What you are asked to do: All of the data should be repeated exactly; pictures are not part of the copy.

Data extract:
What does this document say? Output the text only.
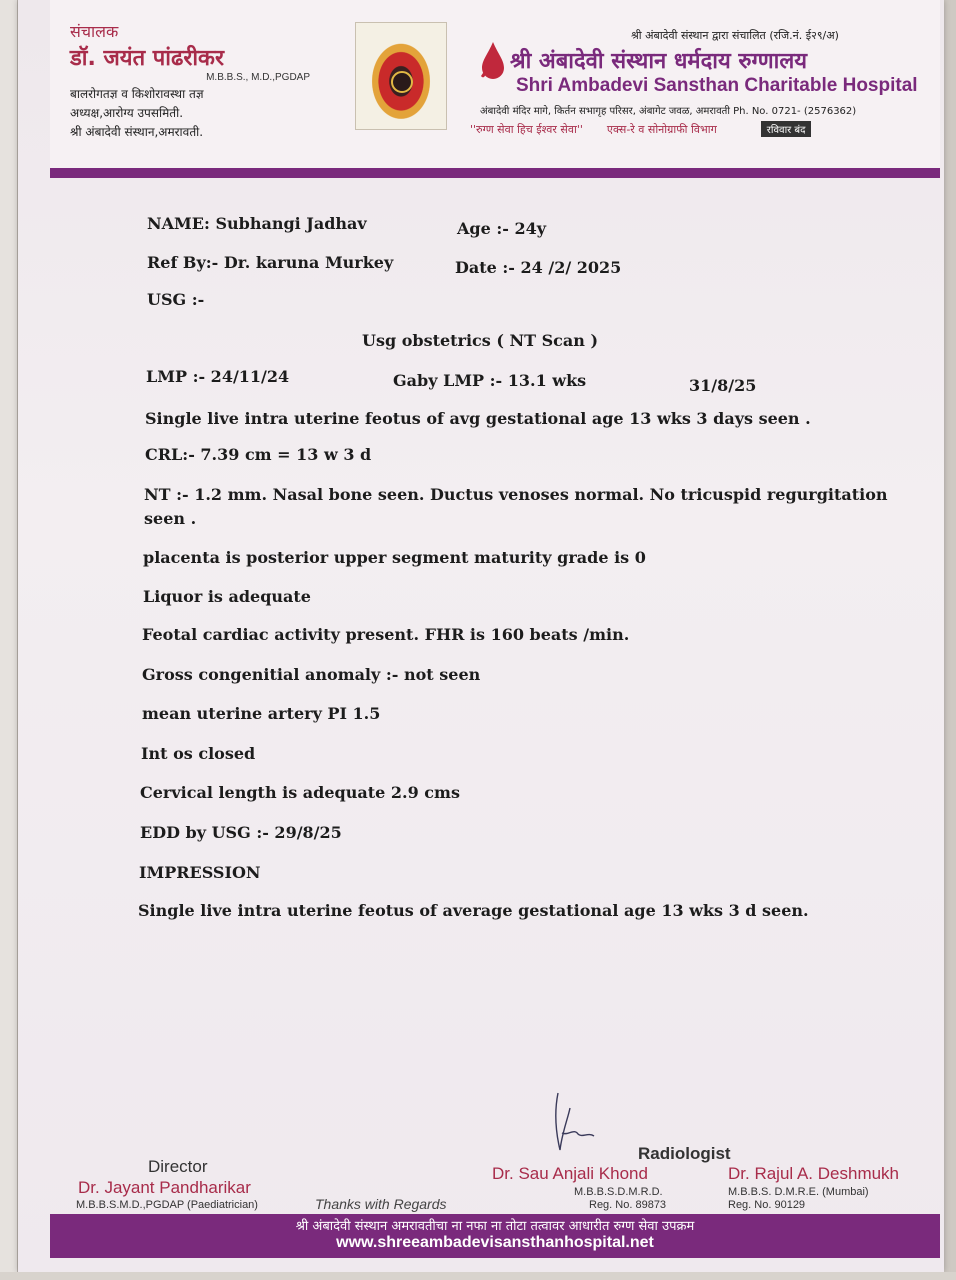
संचालक
डॉ. जयंत पांढरीकर
M.B.B.S., M.D.,PGDAP
बालरोगतज्ञ व किशोरावस्था तज्ञ
अध्यक्ष,आरोग्य उपसमिती.
श्री अंबादेवी संस्थान,अमरावती.
श्री अंबादेवी संस्थान द्वारा संचालित (रजि.नं. ई२९/अ)
श्री अंबादेवी संस्थान धर्मदाय रुग्णालय
Shri Ambadevi Sansthan Charitable Hospital
अंबादेवी मंदिर मागे, किर्तन सभागृह परिसर, अंबागेट जवळ, अमरावती Ph. No. 0721- (2576362)
''रुग्ण सेवा हिच ईश्वर सेवा'' एक्स-रे व सोनोग्राफी विभाग	रविवार बंद
NAME: Subhangi Jadhav	Age :- 24y
Ref By:- Dr. karuna Murkey	Date :- 24 /2/ 2025
USG :-
Usg obstetrics ( NT Scan )
LMP :- 24/11/24	Gaby LMP :- 13.1 wks	31/8/25
Single live intra uterine feotus of avg gestational age 13 wks 3 days seen .
CRL:- 7.39 cm = 13 w 3 d
NT :- 1.2 mm. Nasal bone seen. Ductus venoses normal. No tricuspid regurgitation
seen .
placenta is posterior upper segment maturity grade is 0
Liquor is adequate
Feotal cardiac activity present. FHR is 160 beats /min.
Gross congenitial anomaly :- not seen
mean uterine artery PI 1.5
Int os closed
Cervical length is adequate 2.9 cms
EDD by USG :- 29/8/25
IMPRESSION
Single live intra uterine feotus of average gestational age 13 wks 3 d seen.
Director
Dr. Jayant Pandharikar
M.B.B.S.M.D.,PGDAP (Paediatrician)	Thanks with Regards
Radiologist
Dr. Sau Anjali Khond
M.B.B.S.D.M.R.D.
Reg. No. 89873
Dr. Rajul A. Deshmukh
M.B.B.S. D.M.R.E. (Mumbai)
Reg. No. 90129
श्री अंबादेवी संस्थान अमरावतीचा ना नफा ना तोटा तत्वावर आधारीत रुग्ण सेवा उपक्रम
www.shreeambadevisansthanhospital.net
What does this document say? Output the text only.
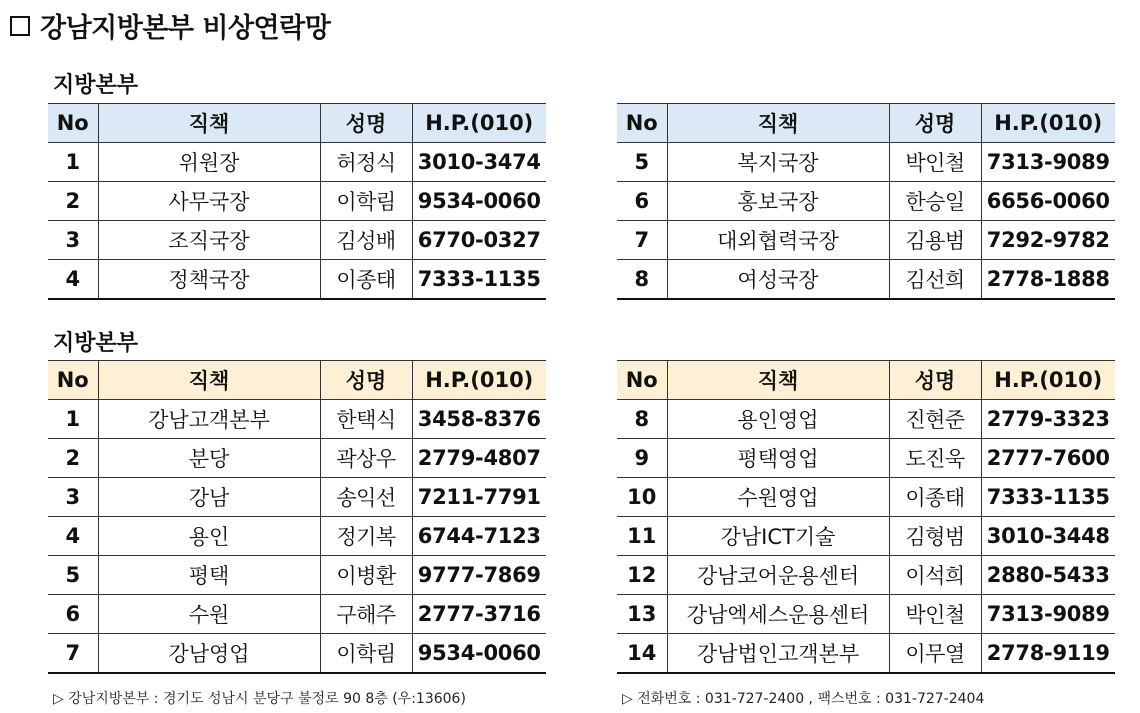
강남지방본부 비상연락망
지방본부
지방본부
No	직책	성명	H.P.(010)
1	위원장	허정식	3010-3474
2	사무국장	이학림	9534-0060
3	조직국장	김성배	6770-0327
4	정책국장	이종태	7333-1135
No	직책	성명	H.P.(010)
5	복지국장	박인철	7313-9089
6	홍보국장	한승일	6656-0060
7	대외협력국장	김용범	7292-9782
8	여성국장	김선희	2778-1888
No	직책	성명	H.P.(010)
1	강남고객본부	한택식	3458-8376
2	분당	곽상우	2779-4807
3	강남	송익선	7211-7791
4	용인	정기복	6744-7123
5	평택	이병환	9777-7869
6	수원	구해주	2777-3716
7	강남영업	이학림	9534-0060
No	직책	성명	H.P.(010)
8	용인영업	진현준	2779-3323
9	평택영업	도진욱	2777-7600
10	수원영업	이종태	7333-1135
11	강남ICT기술	김형범	3010-3448
12	강남코어운용센터	이석희	2880-5433
13	강남엑세스운용센터	박인철	7313-9089
14	강남법인고객본부	이무열	2778-9119
▷ 강남지방본부 : 경기도 성남시 분당구 불정로 90 8층 (우:13606)	▷ 전화번호 : 031-727-2400 , 팩스번호 : 031-727-2404
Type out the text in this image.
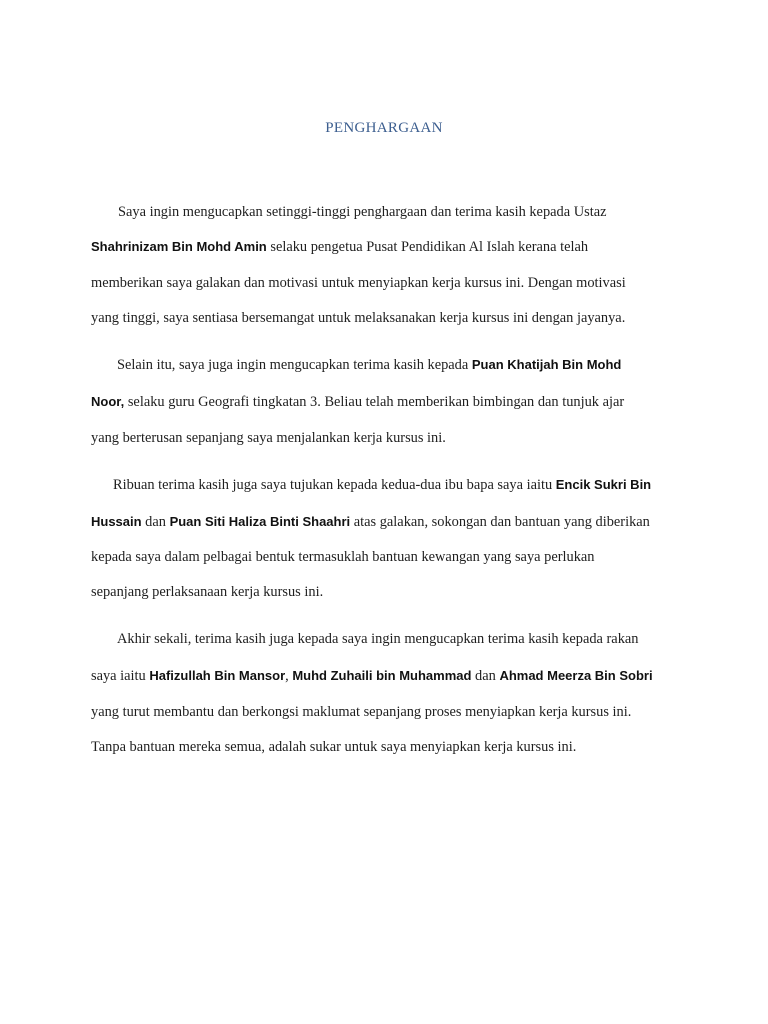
PENGHARGAAN
Saya ingin mengucapkan setinggi-tinggi penghargaan dan terima kasih kepada Ustaz
Shahrinizam Bin Mohd Amin selaku pengetua Pusat Pendidikan Al Islah kerana telah
memberikan saya galakan dan motivasi untuk menyiapkan kerja kursus ini. Dengan motivasi
yang tinggi, saya sentiasa bersemangat untuk melaksanakan kerja kursus ini dengan jayanya.
Selain itu, saya juga ingin mengucapkan terima kasih kepada Puan Khatijah Bin Mohd
Noor, selaku guru Geografi tingkatan 3. Beliau telah memberikan bimbingan dan tunjuk ajar
yang berterusan sepanjang saya menjalankan kerja kursus ini.
Ribuan terima kasih juga saya tujukan kepada kedua-dua ibu bapa saya iaitu Encik Sukri Bin
Hussain dan Puan Siti Haliza Binti Shaahri atas galakan, sokongan dan bantuan yang diberikan
kepada saya dalam pelbagai bentuk termasuklah bantuan kewangan yang saya perlukan
sepanjang perlaksanaan kerja kursus ini.
Akhir sekali, terima kasih juga kepada saya ingin mengucapkan terima kasih kepada rakan
saya iaitu Hafizullah Bin Mansor, Muhd Zuhaili bin Muhammad dan Ahmad Meerza Bin Sobri
yang turut membantu dan berkongsi maklumat sepanjang proses menyiapkan kerja kursus ini.
Tanpa bantuan mereka semua, adalah sukar untuk saya menyiapkan kerja kursus ini.
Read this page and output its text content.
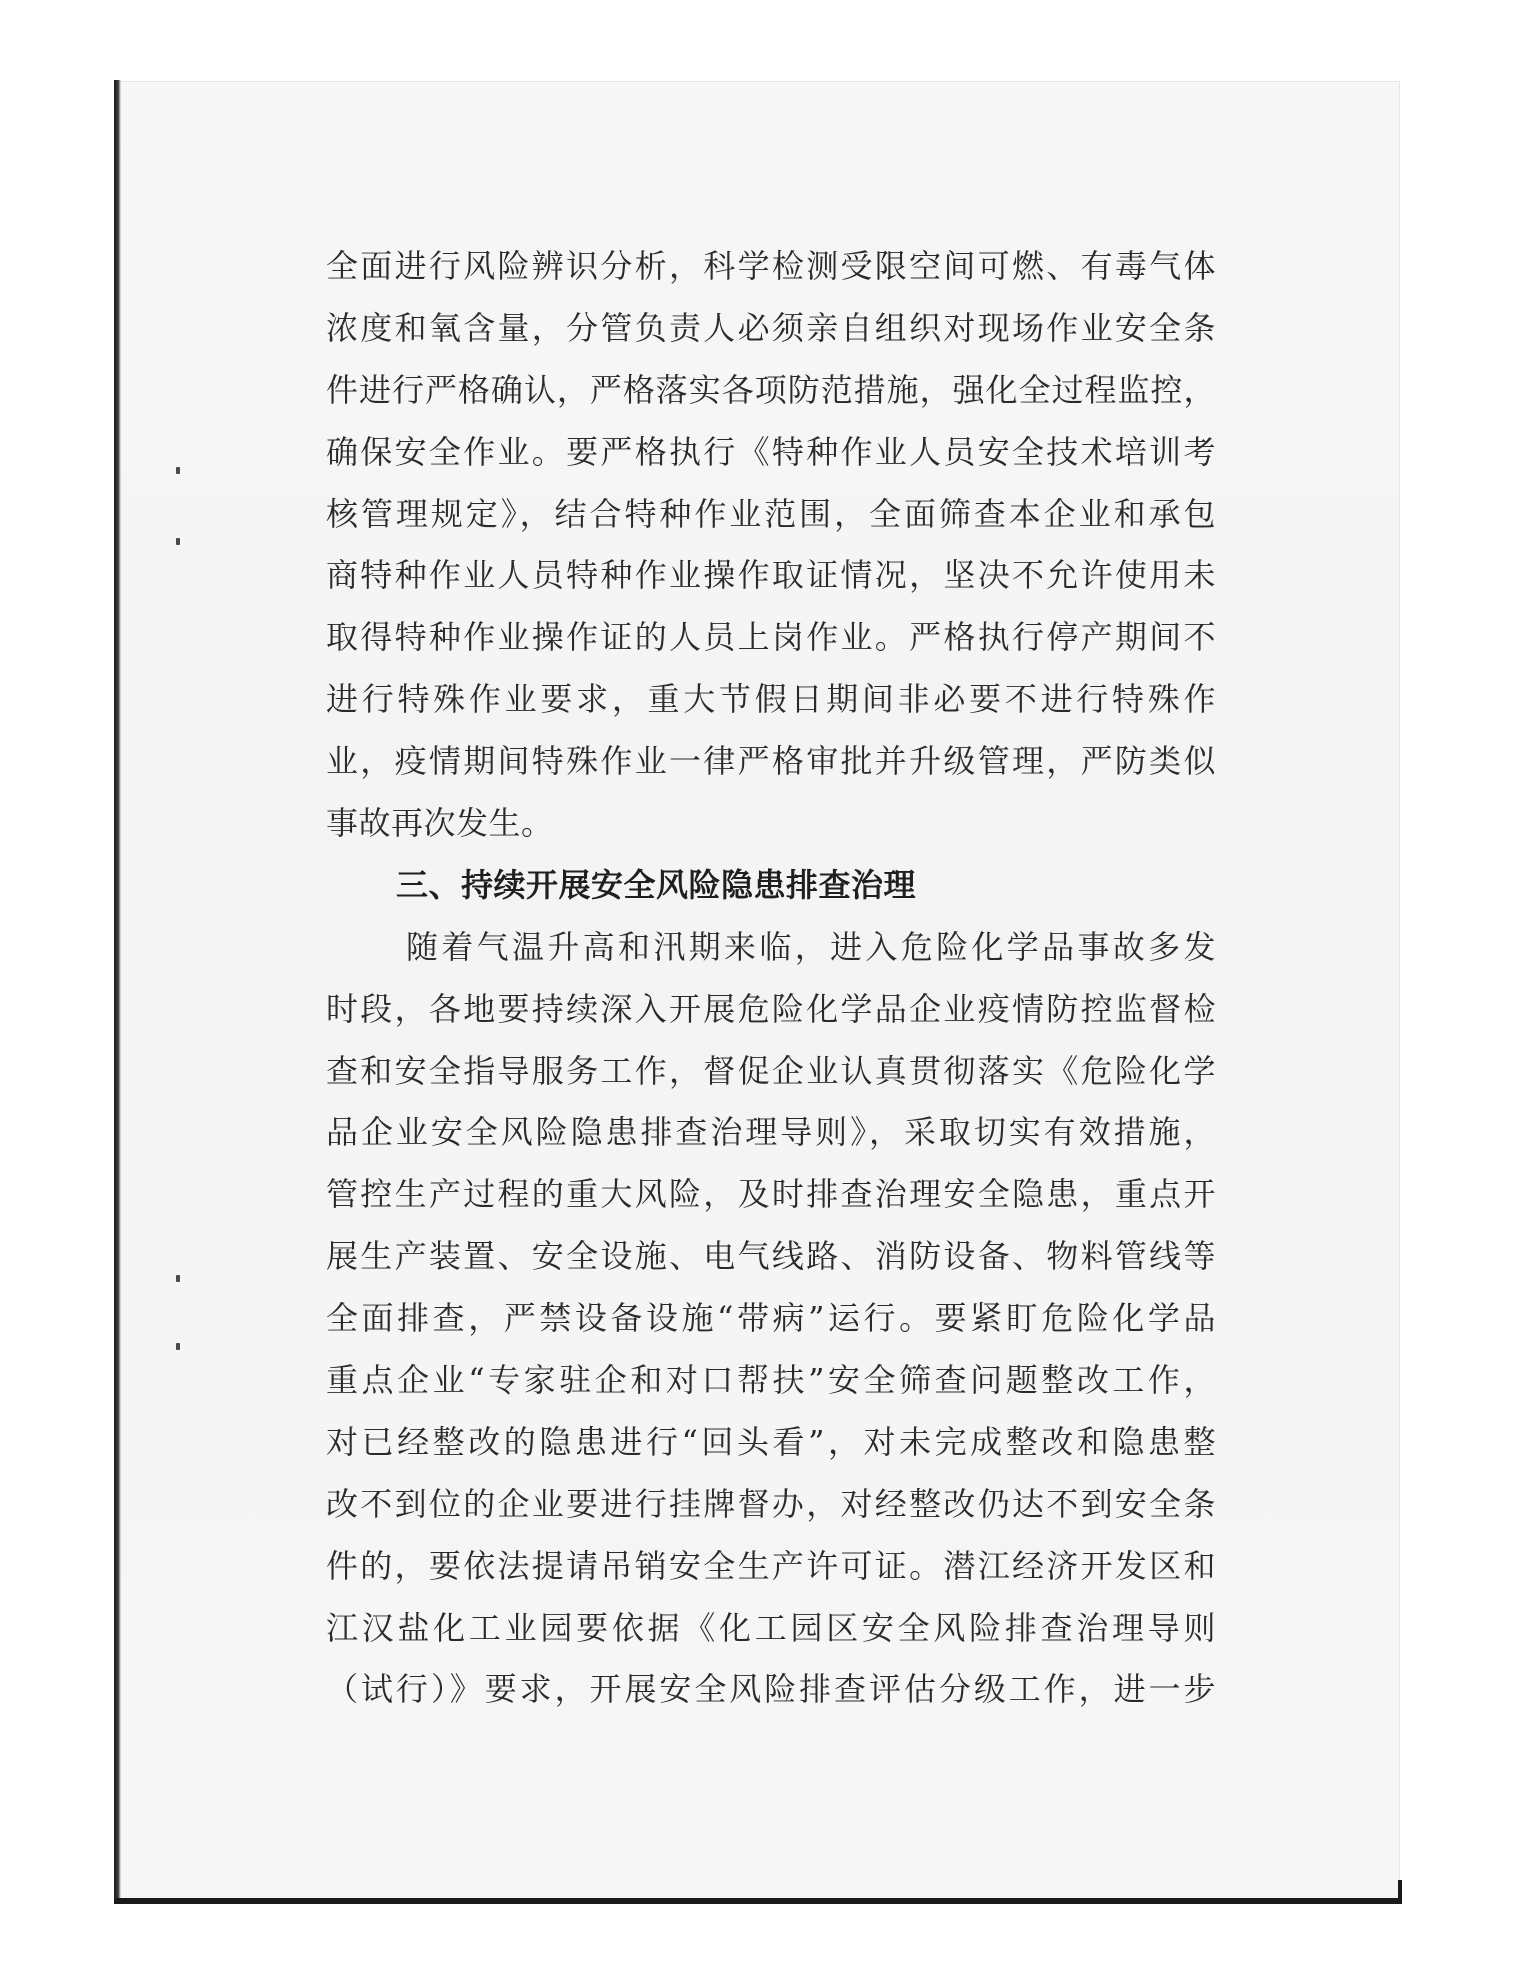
全面进行风险辨识分析，科学检测受限空间可燃、有毒气体
浓度和氧含量，分管负责人必须亲自组织对现场作业安全条
件进行严格确认，严格落实各项防范措施，强化全过程监控，
确保安全作业。要严格执行《特种作业人员安全技术培训考
核管理规定》，结合特种作业范围，全面筛查本企业和承包
商特种作业人员特种作业操作取证情况，坚决不允许使用未
取得特种作业操作证的人员上岗作业。严格执行停产期间不
进行特殊作业要求，重大节假日期间非必要不进行特殊作
业，疫情期间特殊作业一律严格审批并升级管理，严防类似
事故再次发生。
三、持续开展安全风险隐患排查治理
随着气温升高和汛期来临，进入危险化学品事故多发
时段，各地要持续深入开展危险化学品企业疫情防控监督检
查和安全指导服务工作，督促企业认真贯彻落实《危险化学
品企业安全风险隐患排查治理导则》，采取切实有效措施，
管控生产过程的重大风险，及时排查治理安全隐患，重点开
展生产装置、安全设施、电气线路、消防设备、物料管线等
全面排查，严禁设备设施“带病”运行。要紧盯危险化学品
重点企业“专家驻企和对口帮扶”安全筛查问题整改工作，
对已经整改的隐患进行“回头看”，对未完成整改和隐患整
改不到位的企业要进行挂牌督办，对经整改仍达不到安全条
件的，要依法提请吊销安全生产许可证。潜江经济开发区和
江汉盐化工业园要依据《化工园区安全风险排查治理导则
（试行）》要求，开展安全风险排查评估分级工作，进一步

Written reply:
What does this document say? Output the text only.
संचालक
डॉ. जयंत पांढरीकर
M.B.B.S., M.D.,PGDAP
बालरोगतज्ञ व किशोरावस्था तज्ञ
अध्यक्ष,आरोग्य उपसमिती.
श्री अंबादेवी संस्थान,अमरावती.
श्री अंबादेवी संस्थान द्वारा संचालित (रजि.नं. ई२९/अ)
श्री अंबादेवी संस्थान धर्मदाय रुग्णालय
Shri Ambadevi Sansthan Charitable Hospital
अंबादेवी मंदिर मागे, किर्तन सभागृह परिसर, अंबागेट जवळ, अमरावती Ph. No. 0721- (2576362)
''रुग्ण सेवा हिच ईश्वर सेवा'' एक्स-रे व सोनोग्राफी विभाग	रविवार बंद
NAME: Subhangi Jadhav	Age :- 24y
Ref By:- Dr. karuna Murkey	Date :- 24 /2/ 2025
USG :-
Usg obstetrics ( NT Scan )
LMP :- 24/11/24	Gaby LMP :- 13.1 wks	31/8/25
Single live intra uterine feotus of avg gestational age 13 wks 3 days seen .
CRL:- 7.39 cm = 13 w 3 d
NT :- 1.2 mm. Nasal bone seen. Ductus venoses normal. No tricuspid regurgitation
seen .
placenta is posterior upper segment maturity grade is 0
Liquor is adequate
Feotal cardiac activity present. FHR is 160 beats /min.
Gross congenitial anomaly :- not seen
mean uterine artery PI 1.5
Int os closed
Cervical length is adequate 2.9 cms
EDD by USG :- 29/8/25
IMPRESSION
Single live intra uterine feotus of average gestational age 13 wks 3 d seen.
Director
Dr. Jayant Pandharikar
M.B.B.S.M.D.,PGDAP (Paediatrician)	Thanks with Regards
Radiologist
Dr. Sau Anjali Khond
M.B.B.S.D.M.R.D.
Reg. No. 89873
Dr. Rajul A. Deshmukh
M.B.B.S. D.M.R.E. (Mumbai)
Reg. No. 90129
श्री अंबादेवी संस्थान अमरावतीचा ना नफा ना तोटा तत्वावर आधारीत रुग्ण सेवा उपक्रम
www.shreeambadevisansthanhospital.net
What does this document say? Output the text only.
강남지방본부 비상연락망
지방본부
지방본부
No	직책	성명	H.P.(010)
1	위원장	허정식	3010-3474
2	사무국장	이학림	9534-0060
3	조직국장	김성배	6770-0327
4	정책국장	이종태	7333-1135
No	직책	성명	H.P.(010)
5	복지국장	박인철	7313-9089
6	홍보국장	한승일	6656-0060
7	대외협력국장	김용범	7292-9782
8	여성국장	김선희	2778-1888
No	직책	성명	H.P.(010)
1	강남고객본부	한택식	3458-8376
2	분당	곽상우	2779-4807
3	강남	송익선	7211-7791
4	용인	정기복	6744-7123
5	평택	이병환	9777-7869
6	수원	구해주	2777-3716
7	강남영업	이학림	9534-0060
No	직책	성명	H.P.(010)
8	용인영업	진현준	2779-3323
9	평택영업	도진욱	2777-7600
10	수원영업	이종태	7333-1135
11	강남ICT기술	김형범	3010-3448
12	강남코어운용센터	이석희	2880-5433
13	강남엑세스운용센터	박인철	7313-9089
14	강남법인고객본부	이무열	2778-9119
▷ 강남지방본부 : 경기도 성남시 분당구 불정로 90 8층 (우:13606)	▷ 전화번호 : 031-727-2400 , 팩스번호 : 031-727-2404
Type out the text in this image.
PENGHARGAAN
Saya ingin mengucapkan setinggi-tinggi penghargaan dan terima kasih kepada Ustaz
Shahrinizam Bin Mohd Amin selaku pengetua Pusat Pendidikan Al Islah kerana telah
memberikan saya galakan dan motivasi untuk menyiapkan kerja kursus ini. Dengan motivasi
yang tinggi, saya sentiasa bersemangat untuk melaksanakan kerja kursus ini dengan jayanya.
Selain itu, saya juga ingin mengucapkan terima kasih kepada Puan Khatijah Bin Mohd
Noor, selaku guru Geografi tingkatan 3. Beliau telah memberikan bimbingan dan tunjuk ajar
yang berterusan sepanjang saya menjalankan kerja kursus ini.
Ribuan terima kasih juga saya tujukan kepada kedua-dua ibu bapa saya iaitu Encik Sukri Bin
Hussain dan Puan Siti Haliza Binti Shaahri atas galakan, sokongan dan bantuan yang diberikan
kepada saya dalam pelbagai bentuk termasuklah bantuan kewangan yang saya perlukan
sepanjang perlaksanaan kerja kursus ini.
Akhir sekali, terima kasih juga kepada saya ingin mengucapkan terima kasih kepada rakan
saya iaitu Hafizullah Bin Mansor, Muhd Zuhaili bin Muhammad dan Ahmad Meerza Bin Sobri
yang turut membantu dan berkongsi maklumat sepanjang proses menyiapkan kerja kursus ini.
Tanpa bantuan mereka semua, adalah sukar untuk saya menyiapkan kerja kursus ini.
Read this page and output its text content.
全面进行风险辨识分析，科学检测受限空间可燃、有毒气体
浓度和氧含量，分管负责人必须亲自组织对现场作业安全条
件进行严格确认，严格落实各项防范措施，强化全过程监控，
确保安全作业。要严格执行《特种作业人员安全技术培训考
核管理规定》，结合特种作业范围，全面筛查本企业和承包
商特种作业人员特种作业操作取证情况，坚决不允许使用未
取得特种作业操作证的人员上岗作业。严格执行停产期间不
进行特殊作业要求，重大节假日期间非必要不进行特殊作
业，疫情期间特殊作业一律严格审批并升级管理，严防类似
事故再次发生。
三、持续开展安全风险隐患排查治理
随着气温升高和汛期来临，进入危险化学品事故多发
时段，各地要持续深入开展危险化学品企业疫情防控监督检
查和安全指导服务工作，督促企业认真贯彻落实《危险化学
品企业安全风险隐患排查治理导则》，采取切实有效措施，
管控生产过程的重大风险，及时排查治理安全隐患，重点开
展生产装置、安全设施、电气线路、消防设备、物料管线等
全面排查，严禁设备设施“带病”运行。要紧盯危险化学品
重点企业“专家驻企和对口帮扶”安全筛查问题整改工作，
对已经整改的隐患进行“回头看”，对未完成整改和隐患整
改不到位的企业要进行挂牌督办，对经整改仍达不到安全条
件的，要依法提请吊销安全生产许可证。潜江经济开发区和
江汉盐化工业园要依据《化工园区安全风险排查治理导则
（试行）》要求，开展安全风险排查评估分级工作，进一步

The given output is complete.